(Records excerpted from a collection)
****
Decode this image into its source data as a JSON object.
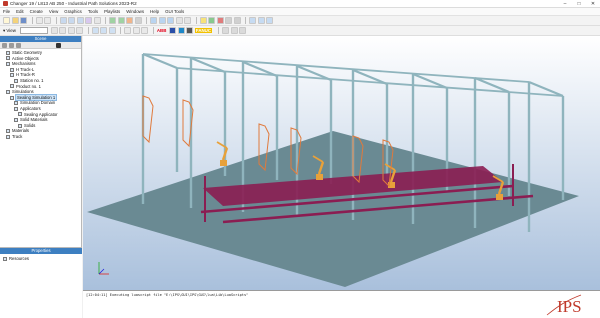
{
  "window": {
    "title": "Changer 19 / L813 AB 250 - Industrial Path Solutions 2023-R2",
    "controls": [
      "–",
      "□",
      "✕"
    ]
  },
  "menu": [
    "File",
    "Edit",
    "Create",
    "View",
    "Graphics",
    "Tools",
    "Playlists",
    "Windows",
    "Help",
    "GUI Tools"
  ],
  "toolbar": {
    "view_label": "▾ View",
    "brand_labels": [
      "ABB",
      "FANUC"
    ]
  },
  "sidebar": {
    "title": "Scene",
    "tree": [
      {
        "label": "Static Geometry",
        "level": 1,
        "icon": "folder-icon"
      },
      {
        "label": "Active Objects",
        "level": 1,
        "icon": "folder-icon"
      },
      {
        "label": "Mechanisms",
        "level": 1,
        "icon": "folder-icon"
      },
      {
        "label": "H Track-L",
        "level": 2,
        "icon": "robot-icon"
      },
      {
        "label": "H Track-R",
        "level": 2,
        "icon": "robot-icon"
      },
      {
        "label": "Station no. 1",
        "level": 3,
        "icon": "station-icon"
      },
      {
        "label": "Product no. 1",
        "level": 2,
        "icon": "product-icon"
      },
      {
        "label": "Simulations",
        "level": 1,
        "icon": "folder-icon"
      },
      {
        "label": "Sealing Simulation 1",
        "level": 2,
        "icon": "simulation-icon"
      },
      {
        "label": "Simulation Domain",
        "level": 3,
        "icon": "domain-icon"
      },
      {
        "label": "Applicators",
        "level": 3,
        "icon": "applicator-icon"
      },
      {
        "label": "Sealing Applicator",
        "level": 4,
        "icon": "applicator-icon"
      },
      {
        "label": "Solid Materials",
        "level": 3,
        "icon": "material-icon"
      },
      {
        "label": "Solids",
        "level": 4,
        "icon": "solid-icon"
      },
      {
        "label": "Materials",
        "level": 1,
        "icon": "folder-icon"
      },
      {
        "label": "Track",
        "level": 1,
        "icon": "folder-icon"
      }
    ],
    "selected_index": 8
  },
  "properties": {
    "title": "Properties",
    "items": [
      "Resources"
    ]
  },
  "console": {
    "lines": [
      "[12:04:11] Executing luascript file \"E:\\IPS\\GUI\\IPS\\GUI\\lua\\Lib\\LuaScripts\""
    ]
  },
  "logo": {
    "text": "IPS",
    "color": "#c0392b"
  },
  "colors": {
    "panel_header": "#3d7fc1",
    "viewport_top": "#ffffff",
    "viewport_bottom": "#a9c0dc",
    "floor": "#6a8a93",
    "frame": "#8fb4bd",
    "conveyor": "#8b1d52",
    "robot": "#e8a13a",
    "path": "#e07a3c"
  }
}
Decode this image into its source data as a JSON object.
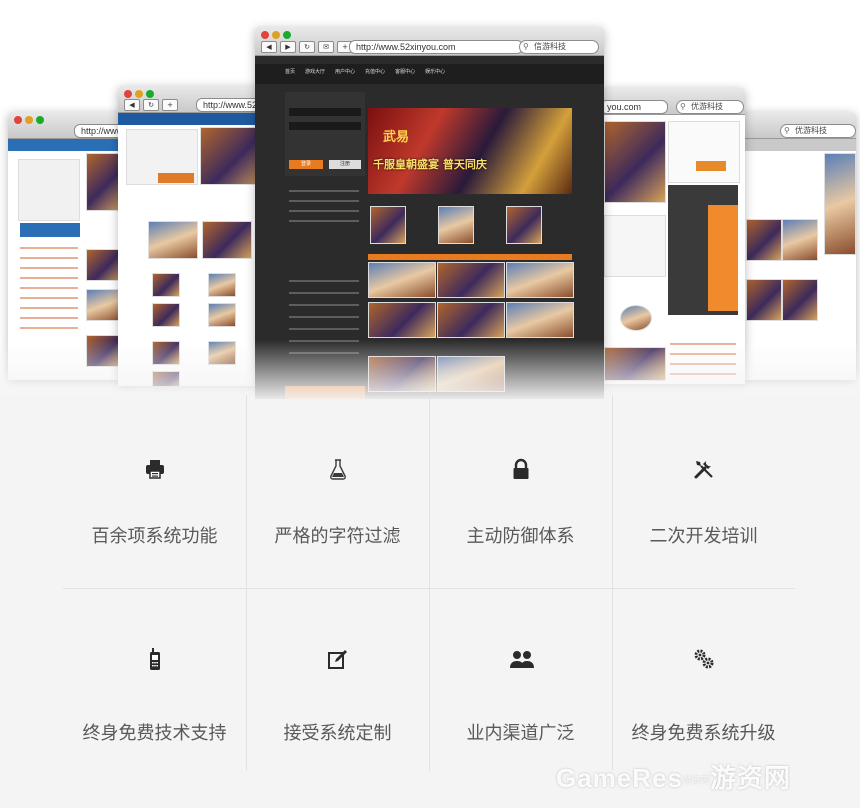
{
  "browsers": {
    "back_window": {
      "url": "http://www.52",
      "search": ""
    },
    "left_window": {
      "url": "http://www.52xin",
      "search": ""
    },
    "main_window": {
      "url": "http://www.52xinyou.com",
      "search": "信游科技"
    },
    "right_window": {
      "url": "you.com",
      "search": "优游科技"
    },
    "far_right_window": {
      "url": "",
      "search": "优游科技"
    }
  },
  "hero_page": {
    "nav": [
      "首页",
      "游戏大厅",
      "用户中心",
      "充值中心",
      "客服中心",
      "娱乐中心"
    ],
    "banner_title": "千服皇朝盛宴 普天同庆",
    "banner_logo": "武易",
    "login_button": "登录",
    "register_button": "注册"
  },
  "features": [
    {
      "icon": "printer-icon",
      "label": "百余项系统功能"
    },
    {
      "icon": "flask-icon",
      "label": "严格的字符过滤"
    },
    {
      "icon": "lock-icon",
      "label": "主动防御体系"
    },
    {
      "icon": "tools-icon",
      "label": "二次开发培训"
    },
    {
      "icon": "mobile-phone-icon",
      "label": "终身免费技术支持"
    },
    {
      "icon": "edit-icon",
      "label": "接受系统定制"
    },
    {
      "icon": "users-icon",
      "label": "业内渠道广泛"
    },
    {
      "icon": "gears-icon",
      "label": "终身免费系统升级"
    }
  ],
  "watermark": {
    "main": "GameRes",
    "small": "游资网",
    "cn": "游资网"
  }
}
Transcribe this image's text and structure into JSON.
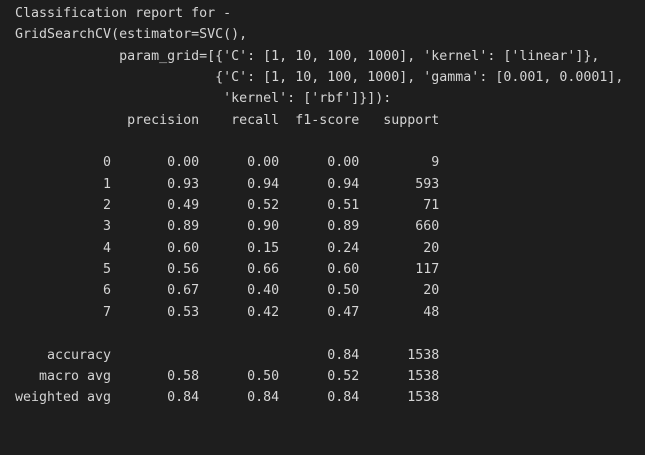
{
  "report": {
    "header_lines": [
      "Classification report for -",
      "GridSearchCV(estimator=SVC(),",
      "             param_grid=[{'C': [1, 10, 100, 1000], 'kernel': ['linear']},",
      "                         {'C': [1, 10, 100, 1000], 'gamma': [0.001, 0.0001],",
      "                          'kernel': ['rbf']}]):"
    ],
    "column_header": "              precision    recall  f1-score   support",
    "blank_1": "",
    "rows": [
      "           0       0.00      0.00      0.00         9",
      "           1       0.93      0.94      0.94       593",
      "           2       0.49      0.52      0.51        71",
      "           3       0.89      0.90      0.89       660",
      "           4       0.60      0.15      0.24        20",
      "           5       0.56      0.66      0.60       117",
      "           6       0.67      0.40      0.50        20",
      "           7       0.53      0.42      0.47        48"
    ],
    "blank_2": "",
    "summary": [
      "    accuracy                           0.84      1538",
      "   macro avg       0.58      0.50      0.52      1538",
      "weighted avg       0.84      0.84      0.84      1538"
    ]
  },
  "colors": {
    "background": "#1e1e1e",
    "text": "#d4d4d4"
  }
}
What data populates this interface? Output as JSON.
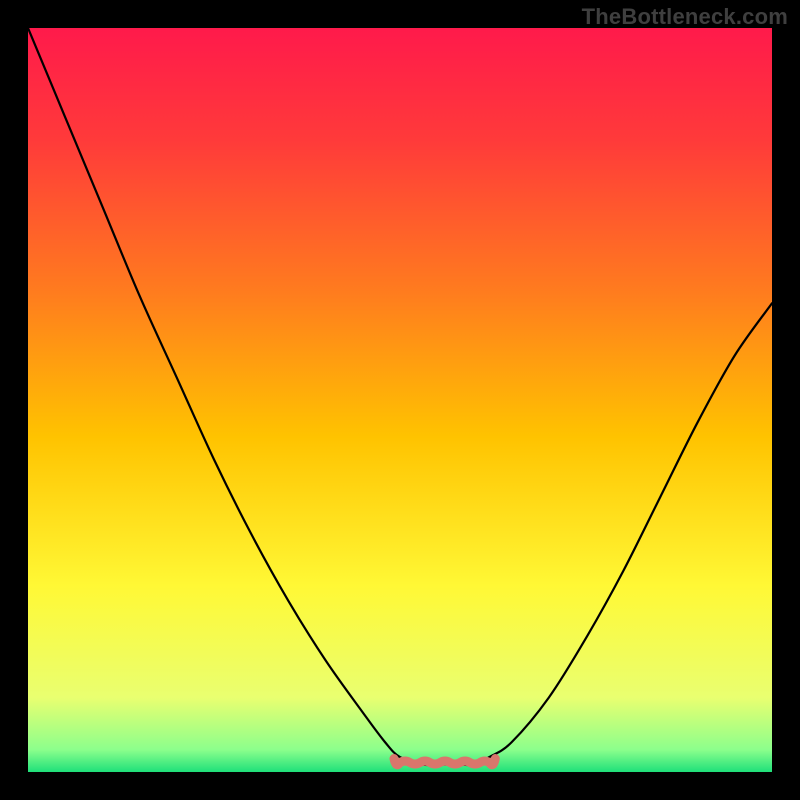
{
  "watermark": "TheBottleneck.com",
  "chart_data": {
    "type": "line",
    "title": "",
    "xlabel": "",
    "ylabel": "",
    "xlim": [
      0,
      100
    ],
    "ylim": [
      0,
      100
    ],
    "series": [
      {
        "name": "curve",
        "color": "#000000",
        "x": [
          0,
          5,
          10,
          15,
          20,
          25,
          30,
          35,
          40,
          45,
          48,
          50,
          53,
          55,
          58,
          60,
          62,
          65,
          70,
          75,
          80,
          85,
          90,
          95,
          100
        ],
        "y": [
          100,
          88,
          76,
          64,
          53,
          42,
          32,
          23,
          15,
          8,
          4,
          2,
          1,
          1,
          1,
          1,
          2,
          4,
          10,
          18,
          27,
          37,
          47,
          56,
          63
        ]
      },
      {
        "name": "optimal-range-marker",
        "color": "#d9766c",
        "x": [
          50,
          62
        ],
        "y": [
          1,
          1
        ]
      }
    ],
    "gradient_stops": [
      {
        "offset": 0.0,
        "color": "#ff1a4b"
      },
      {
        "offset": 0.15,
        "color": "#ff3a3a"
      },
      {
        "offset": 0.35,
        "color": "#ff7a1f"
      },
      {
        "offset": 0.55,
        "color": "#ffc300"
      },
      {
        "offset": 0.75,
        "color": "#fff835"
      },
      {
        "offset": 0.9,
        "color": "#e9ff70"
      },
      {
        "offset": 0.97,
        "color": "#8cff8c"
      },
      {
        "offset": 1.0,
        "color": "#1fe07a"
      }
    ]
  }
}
****
**Your instructions:** Restate the records word for word, omitting images.

**The reply:**
Decode this image into its source data as a JSON object.
{
  "window": {
    "title": "Changer 19 / L813 AB 250 - Industrial Path Solutions 2023-R2",
    "controls": [
      "–",
      "□",
      "✕"
    ]
  },
  "menu": [
    "File",
    "Edit",
    "Create",
    "View",
    "Graphics",
    "Tools",
    "Playlists",
    "Windows",
    "Help",
    "GUI Tools"
  ],
  "toolbar": {
    "view_label": "▾ View",
    "brand_labels": [
      "ABB",
      "FANUC"
    ]
  },
  "sidebar": {
    "title": "Scene",
    "tree": [
      {
        "label": "Static Geometry",
        "level": 1,
        "icon": "folder-icon"
      },
      {
        "label": "Active Objects",
        "level": 1,
        "icon": "folder-icon"
      },
      {
        "label": "Mechanisms",
        "level": 1,
        "icon": "folder-icon"
      },
      {
        "label": "H Track-L",
        "level": 2,
        "icon": "robot-icon"
      },
      {
        "label": "H Track-R",
        "level": 2,
        "icon": "robot-icon"
      },
      {
        "label": "Station no. 1",
        "level": 3,
        "icon": "station-icon"
      },
      {
        "label": "Product no. 1",
        "level": 2,
        "icon": "product-icon"
      },
      {
        "label": "Simulations",
        "level": 1,
        "icon": "folder-icon"
      },
      {
        "label": "Sealing Simulation 1",
        "level": 2,
        "icon": "simulation-icon"
      },
      {
        "label": "Simulation Domain",
        "level": 3,
        "icon": "domain-icon"
      },
      {
        "label": "Applicators",
        "level": 3,
        "icon": "applicator-icon"
      },
      {
        "label": "Sealing Applicator",
        "level": 4,
        "icon": "applicator-icon"
      },
      {
        "label": "Solid Materials",
        "level": 3,
        "icon": "material-icon"
      },
      {
        "label": "Solids",
        "level": 4,
        "icon": "solid-icon"
      },
      {
        "label": "Materials",
        "level": 1,
        "icon": "folder-icon"
      },
      {
        "label": "Track",
        "level": 1,
        "icon": "folder-icon"
      }
    ],
    "selected_index": 8
  },
  "properties": {
    "title": "Properties",
    "items": [
      "Resources"
    ]
  },
  "console": {
    "lines": [
      "[12:04:11] Executing luascript file \"E:\\IPS\\GUI\\IPS\\GUI\\lua\\Lib\\LuaScripts\""
    ]
  },
  "logo": {
    "text": "IPS",
    "color": "#c0392b"
  },
  "colors": {
    "panel_header": "#3d7fc1",
    "viewport_top": "#ffffff",
    "viewport_bottom": "#a9c0dc",
    "floor": "#6a8a93",
    "frame": "#8fb4bd",
    "conveyor": "#8b1d52",
    "robot": "#e8a13a",
    "path": "#e07a3c"
  }
}
Decode this image into its source data as a JSON object.
{
  "browsers": {
    "back_window": {
      "url": "http://www.52",
      "search": ""
    },
    "left_window": {
      "url": "http://www.52xin",
      "search": ""
    },
    "main_window": {
      "url": "http://www.52xinyou.com",
      "search": "信游科技"
    },
    "right_window": {
      "url": "you.com",
      "search": "优游科技"
    },
    "far_right_window": {
      "url": "",
      "search": "优游科技"
    }
  },
  "hero_page": {
    "nav": [
      "首页",
      "游戏大厅",
      "用户中心",
      "充值中心",
      "客服中心",
      "娱乐中心"
    ],
    "banner_title": "千服皇朝盛宴 普天同庆",
    "banner_logo": "武易",
    "login_button": "登录",
    "register_button": "注册"
  },
  "features": [
    {
      "icon": "printer-icon",
      "label": "百余项系统功能"
    },
    {
      "icon": "flask-icon",
      "label": "严格的字符过滤"
    },
    {
      "icon": "lock-icon",
      "label": "主动防御体系"
    },
    {
      "icon": "tools-icon",
      "label": "二次开发培训"
    },
    {
      "icon": "mobile-phone-icon",
      "label": "终身免费技术支持"
    },
    {
      "icon": "edit-icon",
      "label": "接受系统定制"
    },
    {
      "icon": "users-icon",
      "label": "业内渠道广泛"
    },
    {
      "icon": "gears-icon",
      "label": "终身免费系统升级"
    }
  ],
  "watermark": {
    "main": "GameRes",
    "small": "游资网",
    "cn": "游资网"
  }
}
Transcribe this image's text and structure into JSON.
{
  "report": {
    "header_lines": [
      "Classification report for -",
      "GridSearchCV(estimator=SVC(),",
      "             param_grid=[{'C': [1, 10, 100, 1000], 'kernel': ['linear']},",
      "                         {'C': [1, 10, 100, 1000], 'gamma': [0.001, 0.0001],",
      "                          'kernel': ['rbf']}]):"
    ],
    "column_header": "              precision    recall  f1-score   support",
    "blank_1": "",
    "rows": [
      "           0       0.00      0.00      0.00         9",
      "           1       0.93      0.94      0.94       593",
      "           2       0.49      0.52      0.51        71",
      "           3       0.89      0.90      0.89       660",
      "           4       0.60      0.15      0.24        20",
      "           5       0.56      0.66      0.60       117",
      "           6       0.67      0.40      0.50        20",
      "           7       0.53      0.42      0.47        48"
    ],
    "blank_2": "",
    "summary": [
      "    accuracy                           0.84      1538",
      "   macro avg       0.58      0.50      0.52      1538",
      "weighted avg       0.84      0.84      0.84      1538"
    ]
  },
  "colors": {
    "background": "#1e1e1e",
    "text": "#d4d4d4"
  }
}
What data populates this interface? Output as JSON.
{
  "watermark": "TheBottleneck.com",
  "chart_data": {
    "type": "line",
    "title": "",
    "xlabel": "",
    "ylabel": "",
    "xlim": [
      0,
      100
    ],
    "ylim": [
      0,
      100
    ],
    "series": [
      {
        "name": "curve",
        "color": "#000000",
        "x": [
          0,
          5,
          10,
          15,
          20,
          25,
          30,
          35,
          40,
          45,
          48,
          50,
          53,
          55,
          58,
          60,
          62,
          65,
          70,
          75,
          80,
          85,
          90,
          95,
          100
        ],
        "y": [
          100,
          88,
          76,
          64,
          53,
          42,
          32,
          23,
          15,
          8,
          4,
          2,
          1,
          1,
          1,
          1,
          2,
          4,
          10,
          18,
          27,
          37,
          47,
          56,
          63
        ]
      },
      {
        "name": "optimal-range-marker",
        "color": "#d9766c",
        "x": [
          50,
          62
        ],
        "y": [
          1,
          1
        ]
      }
    ],
    "gradient_stops": [
      {
        "offset": 0.0,
        "color": "#ff1a4b"
      },
      {
        "offset": 0.15,
        "color": "#ff3a3a"
      },
      {
        "offset": 0.35,
        "color": "#ff7a1f"
      },
      {
        "offset": 0.55,
        "color": "#ffc300"
      },
      {
        "offset": 0.75,
        "color": "#fff835"
      },
      {
        "offset": 0.9,
        "color": "#e9ff70"
      },
      {
        "offset": 0.97,
        "color": "#8cff8c"
      },
      {
        "offset": 1.0,
        "color": "#1fe07a"
      }
    ]
  }
}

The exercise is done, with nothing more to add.